→ **Task description**
Are you able to retype all the records below exactly?

→ **Exercise data**
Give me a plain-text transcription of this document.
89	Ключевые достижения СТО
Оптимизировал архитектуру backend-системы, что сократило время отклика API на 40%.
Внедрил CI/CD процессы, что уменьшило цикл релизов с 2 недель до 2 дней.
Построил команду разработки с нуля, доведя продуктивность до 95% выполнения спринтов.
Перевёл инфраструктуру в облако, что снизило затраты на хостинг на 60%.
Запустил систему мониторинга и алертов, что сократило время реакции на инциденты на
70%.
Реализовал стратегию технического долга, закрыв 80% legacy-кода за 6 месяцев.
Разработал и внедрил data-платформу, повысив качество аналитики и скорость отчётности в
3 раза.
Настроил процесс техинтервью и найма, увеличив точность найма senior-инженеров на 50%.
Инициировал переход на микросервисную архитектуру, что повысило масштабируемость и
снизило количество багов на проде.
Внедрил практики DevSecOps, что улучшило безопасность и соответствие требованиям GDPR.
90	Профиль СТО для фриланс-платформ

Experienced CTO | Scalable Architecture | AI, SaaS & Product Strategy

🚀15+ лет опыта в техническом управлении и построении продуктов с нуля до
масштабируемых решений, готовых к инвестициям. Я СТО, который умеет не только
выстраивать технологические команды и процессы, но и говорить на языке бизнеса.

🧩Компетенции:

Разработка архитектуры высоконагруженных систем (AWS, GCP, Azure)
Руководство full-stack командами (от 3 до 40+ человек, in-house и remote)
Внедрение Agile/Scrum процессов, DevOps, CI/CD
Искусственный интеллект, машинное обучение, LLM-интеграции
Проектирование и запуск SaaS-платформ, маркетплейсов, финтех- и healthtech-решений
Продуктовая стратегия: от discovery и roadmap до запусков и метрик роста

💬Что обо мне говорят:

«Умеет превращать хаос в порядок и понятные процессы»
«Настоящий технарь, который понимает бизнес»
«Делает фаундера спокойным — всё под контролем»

→ **Solved problem**
Give me a plain-text transcription of this document.
89	Ключевые достижения СТО
Оптимизировал архитектуру backend-системы, что сократило время отклика API на 40%.
Внедрил CI/CD процессы, что уменьшило цикл релизов с 2 недель до 2 дней.
Построил команду разработки с нуля, доведя продуктивность до 95% выполнения спринтов.
Перевёл инфраструктуру в облако, что снизило затраты на хостинг на 60%.
Запустил систему мониторинга и алертов, что сократило время реакции на инциденты на
70%.
Реализовал стратегию технического долга, закрыв 80% legacy-кода за 6 месяцев.
Разработал и внедрил data-платформу, повысив качество аналитики и скорость отчётности в
3 раза.
Настроил процесс техинтервью и найма, увеличив точность найма senior-инженеров на 50%.
Инициировал переход на микросервисную архитектуру, что повысило масштабируемость и
снизило количество багов на проде.
Внедрил практики DevSecOps, что улучшило безопасность и соответствие требованиям GDPR.
90	Профиль СТО для фриланс-платформ

Experienced CTO | Scalable Architecture | AI, SaaS & Product Strategy

🚀15+ лет опыта в техническом управлении и построении продуктов с нуля до
масштабируемых решений, готовых к инвестициям. Я СТО, который умеет не только
выстраивать технологические команды и процессы, но и говорить на языке бизнеса.

🧩Компетенции:

Разработка архитектуры высоконагруженных систем (AWS, GCP, Azure)
Руководство full-stack командами (от 3 до 40+ человек, in-house и remote)
Внедрение Agile/Scrum процессов, DevOps, CI/CD
Искусственный интеллект, машинное обучение, LLM-интеграции
Проектирование и запуск SaaS-платформ, маркетплейсов, финтех- и healthtech-решений
Продуктовая стратегия: от discovery и roadmap до запусков и метрик роста

💬Что обо мне говорят:

«Умеет превращать хаос в порядок и понятные процессы»
«Настоящий технарь, который понимает бизнес»
«Делает фаундера спокойным — всё под контролем»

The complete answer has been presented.